* Exercise details:
Repeat, exactly and completely, the entries shown underneath.

==== Provided records

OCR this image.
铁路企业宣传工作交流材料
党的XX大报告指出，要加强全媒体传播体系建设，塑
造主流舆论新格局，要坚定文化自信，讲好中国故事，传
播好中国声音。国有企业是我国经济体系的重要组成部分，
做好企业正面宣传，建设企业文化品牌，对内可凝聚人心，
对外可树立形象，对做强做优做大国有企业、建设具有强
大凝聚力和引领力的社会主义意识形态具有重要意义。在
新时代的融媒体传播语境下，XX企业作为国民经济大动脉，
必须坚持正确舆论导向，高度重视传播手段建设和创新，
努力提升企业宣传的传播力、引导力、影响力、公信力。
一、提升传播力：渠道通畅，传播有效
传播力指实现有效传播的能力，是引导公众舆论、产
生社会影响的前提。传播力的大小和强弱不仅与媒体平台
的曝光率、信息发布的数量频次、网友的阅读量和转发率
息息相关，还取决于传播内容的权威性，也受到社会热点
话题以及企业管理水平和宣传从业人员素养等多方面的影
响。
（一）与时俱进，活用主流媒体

========

* Final result:
OCR this image.
铁路企业宣传工作交流材料
党的XX大报告指出，要加强全媒体传播体系建设，塑
造主流舆论新格局，要坚定文化自信，讲好中国故事，传
播好中国声音。国有企业是我国经济体系的重要组成部分，
做好企业正面宣传，建设企业文化品牌，对内可凝聚人心，
对外可树立形象，对做强做优做大国有企业、建设具有强
大凝聚力和引领力的社会主义意识形态具有重要意义。在
新时代的融媒体传播语境下，XX企业作为国民经济大动脉，
必须坚持正确舆论导向，高度重视传播手段建设和创新，
努力提升企业宣传的传播力、引导力、影响力、公信力。
一、提升传播力：渠道通畅，传播有效
传播力指实现有效传播的能力，是引导公众舆论、产
生社会影响的前提。传播力的大小和强弱不仅与媒体平台
的曝光率、信息发布的数量频次、网友的阅读量和转发率
息息相关，还取决于传播内容的权威性，也受到社会热点
话题以及企业管理水平和宣传从业人员素养等多方面的影
响。
（一）与时俱进，活用主流媒体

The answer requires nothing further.